WORK TO COMPLETE => Exact reproduction is required for all entries.

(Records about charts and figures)
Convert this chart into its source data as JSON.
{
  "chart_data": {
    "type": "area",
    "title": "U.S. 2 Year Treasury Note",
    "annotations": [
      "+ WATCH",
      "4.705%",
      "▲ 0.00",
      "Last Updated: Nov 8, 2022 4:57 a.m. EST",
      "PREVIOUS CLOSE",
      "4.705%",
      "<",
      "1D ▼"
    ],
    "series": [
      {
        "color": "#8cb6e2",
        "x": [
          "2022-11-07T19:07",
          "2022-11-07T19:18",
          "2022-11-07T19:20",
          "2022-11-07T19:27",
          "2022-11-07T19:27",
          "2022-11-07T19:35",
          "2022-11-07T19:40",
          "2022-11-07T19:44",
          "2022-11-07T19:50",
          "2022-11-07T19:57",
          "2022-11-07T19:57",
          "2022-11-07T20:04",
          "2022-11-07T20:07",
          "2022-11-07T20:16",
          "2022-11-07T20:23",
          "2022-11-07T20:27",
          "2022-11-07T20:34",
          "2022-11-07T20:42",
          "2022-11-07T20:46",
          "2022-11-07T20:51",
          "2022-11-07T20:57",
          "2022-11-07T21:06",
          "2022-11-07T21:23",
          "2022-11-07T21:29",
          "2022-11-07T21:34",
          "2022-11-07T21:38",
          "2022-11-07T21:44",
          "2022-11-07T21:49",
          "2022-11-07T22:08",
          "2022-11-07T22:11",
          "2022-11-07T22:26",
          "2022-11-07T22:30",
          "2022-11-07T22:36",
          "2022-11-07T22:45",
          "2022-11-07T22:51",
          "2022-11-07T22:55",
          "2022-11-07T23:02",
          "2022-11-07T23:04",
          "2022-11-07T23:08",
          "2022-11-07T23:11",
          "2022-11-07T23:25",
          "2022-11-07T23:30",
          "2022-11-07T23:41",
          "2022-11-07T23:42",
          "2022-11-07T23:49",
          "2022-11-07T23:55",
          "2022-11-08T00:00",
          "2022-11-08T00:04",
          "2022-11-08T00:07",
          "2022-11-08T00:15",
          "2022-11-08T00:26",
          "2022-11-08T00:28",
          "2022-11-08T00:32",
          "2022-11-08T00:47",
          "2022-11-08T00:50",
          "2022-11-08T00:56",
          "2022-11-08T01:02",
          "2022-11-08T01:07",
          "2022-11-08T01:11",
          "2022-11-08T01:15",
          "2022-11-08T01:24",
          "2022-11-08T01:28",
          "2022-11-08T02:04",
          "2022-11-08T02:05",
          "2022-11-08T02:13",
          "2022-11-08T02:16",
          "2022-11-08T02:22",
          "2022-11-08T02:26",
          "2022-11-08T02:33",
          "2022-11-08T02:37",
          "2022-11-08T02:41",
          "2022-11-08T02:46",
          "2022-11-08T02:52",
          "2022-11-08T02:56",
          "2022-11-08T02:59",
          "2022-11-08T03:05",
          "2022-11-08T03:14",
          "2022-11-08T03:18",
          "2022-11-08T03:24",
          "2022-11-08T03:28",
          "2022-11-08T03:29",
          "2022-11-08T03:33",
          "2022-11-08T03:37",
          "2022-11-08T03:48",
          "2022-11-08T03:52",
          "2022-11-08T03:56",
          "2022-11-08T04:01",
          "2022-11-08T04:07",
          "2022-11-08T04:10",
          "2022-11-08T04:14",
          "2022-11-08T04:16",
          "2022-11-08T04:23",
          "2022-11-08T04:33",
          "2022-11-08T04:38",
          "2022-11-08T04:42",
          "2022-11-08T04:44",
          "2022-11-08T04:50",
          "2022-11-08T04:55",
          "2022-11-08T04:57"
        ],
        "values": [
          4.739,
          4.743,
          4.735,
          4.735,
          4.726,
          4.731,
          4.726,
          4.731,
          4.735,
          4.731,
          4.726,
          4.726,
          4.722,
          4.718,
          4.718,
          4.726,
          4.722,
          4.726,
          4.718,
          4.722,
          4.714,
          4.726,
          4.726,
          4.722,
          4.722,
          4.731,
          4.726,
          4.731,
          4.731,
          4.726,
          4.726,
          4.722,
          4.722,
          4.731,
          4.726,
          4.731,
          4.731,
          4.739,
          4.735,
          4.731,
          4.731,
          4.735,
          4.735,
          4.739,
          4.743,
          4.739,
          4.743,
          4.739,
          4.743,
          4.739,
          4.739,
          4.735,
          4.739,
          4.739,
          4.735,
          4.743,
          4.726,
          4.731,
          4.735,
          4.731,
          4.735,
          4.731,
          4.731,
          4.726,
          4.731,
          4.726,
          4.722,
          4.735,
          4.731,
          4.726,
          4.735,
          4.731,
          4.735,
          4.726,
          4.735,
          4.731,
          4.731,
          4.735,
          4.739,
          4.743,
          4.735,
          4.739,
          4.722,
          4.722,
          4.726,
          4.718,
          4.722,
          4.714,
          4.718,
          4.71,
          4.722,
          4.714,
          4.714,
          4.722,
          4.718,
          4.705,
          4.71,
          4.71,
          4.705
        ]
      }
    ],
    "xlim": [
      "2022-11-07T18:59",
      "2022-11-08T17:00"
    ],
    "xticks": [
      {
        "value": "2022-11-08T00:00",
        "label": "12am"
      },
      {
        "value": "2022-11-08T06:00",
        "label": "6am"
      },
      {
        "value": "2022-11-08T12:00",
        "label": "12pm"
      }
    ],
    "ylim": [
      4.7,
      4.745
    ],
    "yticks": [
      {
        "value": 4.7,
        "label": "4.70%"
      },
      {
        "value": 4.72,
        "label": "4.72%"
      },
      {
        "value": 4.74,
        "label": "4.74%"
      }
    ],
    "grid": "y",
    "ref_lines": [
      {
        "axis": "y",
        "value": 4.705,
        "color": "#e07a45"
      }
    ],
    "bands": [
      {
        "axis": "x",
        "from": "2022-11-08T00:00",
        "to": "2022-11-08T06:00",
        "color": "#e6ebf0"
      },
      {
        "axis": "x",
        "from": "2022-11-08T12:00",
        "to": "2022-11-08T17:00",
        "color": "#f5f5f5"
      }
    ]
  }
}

FINISHED TASK =>
Convert this chart into its source data as JSON.
{
  "chart_data": {
    "type": "area",
    "title": "U.S. 2 Year Treasury Note",
    "annotations": [
      "+ WATCH",
      "4.705%",
      "▲ 0.00",
      "Last Updated: Nov 8, 2022 4:57 a.m. EST",
      "PREVIOUS CLOSE",
      "4.705%",
      "<",
      "1D ▼"
    ],
    "series": [
      {
        "color": "#8cb6e2",
        "x": [
          "2022-11-07T19:07",
          "2022-11-07T19:18",
          "2022-11-07T19:20",
          "2022-11-07T19:27",
          "2022-11-07T19:27",
          "2022-11-07T19:35",
          "2022-11-07T19:40",
          "2022-11-07T19:44",
          "2022-11-07T19:50",
          "2022-11-07T19:57",
          "2022-11-07T19:57",
          "2022-11-07T20:04",
          "2022-11-07T20:07",
          "2022-11-07T20:16",
          "2022-11-07T20:23",
          "2022-11-07T20:27",
          "2022-11-07T20:34",
          "2022-11-07T20:42",
          "2022-11-07T20:46",
          "2022-11-07T20:51",
          "2022-11-07T20:57",
          "2022-11-07T21:06",
          "2022-11-07T21:23",
          "2022-11-07T21:29",
          "2022-11-07T21:34",
          "2022-11-07T21:38",
          "2022-11-07T21:44",
          "2022-11-07T21:49",
          "2022-11-07T22:08",
          "2022-11-07T22:11",
          "2022-11-07T22:26",
          "2022-11-07T22:30",
          "2022-11-07T22:36",
          "2022-11-07T22:45",
          "2022-11-07T22:51",
          "2022-11-07T22:55",
          "2022-11-07T23:02",
          "2022-11-07T23:04",
          "2022-11-07T23:08",
          "2022-11-07T23:11",
          "2022-11-07T23:25",
          "2022-11-07T23:30",
          "2022-11-07T23:41",
          "2022-11-07T23:42",
          "2022-11-07T23:49",
          "2022-11-07T23:55",
          "2022-11-08T00:00",
          "2022-11-08T00:04",
          "2022-11-08T00:07",
          "2022-11-08T00:15",
          "2022-11-08T00:26",
          "2022-11-08T00:28",
          "2022-11-08T00:32",
          "2022-11-08T00:47",
          "2022-11-08T00:50",
          "2022-11-08T00:56",
          "2022-11-08T01:02",
          "2022-11-08T01:07",
          "2022-11-08T01:11",
          "2022-11-08T01:15",
          "2022-11-08T01:24",
          "2022-11-08T01:28",
          "2022-11-08T02:04",
          "2022-11-08T02:05",
          "2022-11-08T02:13",
          "2022-11-08T02:16",
          "2022-11-08T02:22",
          "2022-11-08T02:26",
          "2022-11-08T02:33",
          "2022-11-08T02:37",
          "2022-11-08T02:41",
          "2022-11-08T02:46",
          "2022-11-08T02:52",
          "2022-11-08T02:56",
          "2022-11-08T02:59",
          "2022-11-08T03:05",
          "2022-11-08T03:14",
          "2022-11-08T03:18",
          "2022-11-08T03:24",
          "2022-11-08T03:28",
          "2022-11-08T03:29",
          "2022-11-08T03:33",
          "2022-11-08T03:37",
          "2022-11-08T03:48",
          "2022-11-08T03:52",
          "2022-11-08T03:56",
          "2022-11-08T04:01",
          "2022-11-08T04:07",
          "2022-11-08T04:10",
          "2022-11-08T04:14",
          "2022-11-08T04:16",
          "2022-11-08T04:23",
          "2022-11-08T04:33",
          "2022-11-08T04:38",
          "2022-11-08T04:42",
          "2022-11-08T04:44",
          "2022-11-08T04:50",
          "2022-11-08T04:55",
          "2022-11-08T04:57"
        ],
        "values": [
          4.739,
          4.743,
          4.735,
          4.735,
          4.726,
          4.731,
          4.726,
          4.731,
          4.735,
          4.731,
          4.726,
          4.726,
          4.722,
          4.718,
          4.718,
          4.726,
          4.722,
          4.726,
          4.718,
          4.722,
          4.714,
          4.726,
          4.726,
          4.722,
          4.722,
          4.731,
          4.726,
          4.731,
          4.731,
          4.726,
          4.726,
          4.722,
          4.722,
          4.731,
          4.726,
          4.731,
          4.731,
          4.739,
          4.735,
          4.731,
          4.731,
          4.735,
          4.735,
          4.739,
          4.743,
          4.739,
          4.743,
          4.739,
          4.743,
          4.739,
          4.739,
          4.735,
          4.739,
          4.739,
          4.735,
          4.743,
          4.726,
          4.731,
          4.735,
          4.731,
          4.735,
          4.731,
          4.731,
          4.726,
          4.731,
          4.726,
          4.722,
          4.735,
          4.731,
          4.726,
          4.735,
          4.731,
          4.735,
          4.726,
          4.735,
          4.731,
          4.731,
          4.735,
          4.739,
          4.743,
          4.735,
          4.739,
          4.722,
          4.722,
          4.726,
          4.718,
          4.722,
          4.714,
          4.718,
          4.71,
          4.722,
          4.714,
          4.714,
          4.722,
          4.718,
          4.705,
          4.71,
          4.71,
          4.705
        ]
      }
    ],
    "xlim": [
      "2022-11-07T18:59",
      "2022-11-08T17:00"
    ],
    "xticks": [
      {
        "value": "2022-11-08T00:00",
        "label": "12am"
      },
      {
        "value": "2022-11-08T06:00",
        "label": "6am"
      },
      {
        "value": "2022-11-08T12:00",
        "label": "12pm"
      }
    ],
    "ylim": [
      4.7,
      4.745
    ],
    "yticks": [
      {
        "value": 4.7,
        "label": "4.70%"
      },
      {
        "value": 4.72,
        "label": "4.72%"
      },
      {
        "value": 4.74,
        "label": "4.74%"
      }
    ],
    "grid": "y",
    "ref_lines": [
      {
        "axis": "y",
        "value": 4.705,
        "color": "#e07a45"
      }
    ],
    "bands": [
      {
        "axis": "x",
        "from": "2022-11-08T00:00",
        "to": "2022-11-08T06:00",
        "color": "#e6ebf0"
      },
      {
        "axis": "x",
        "from": "2022-11-08T12:00",
        "to": "2022-11-08T17:00",
        "color": "#f5f5f5"
      }
    ]
  }
}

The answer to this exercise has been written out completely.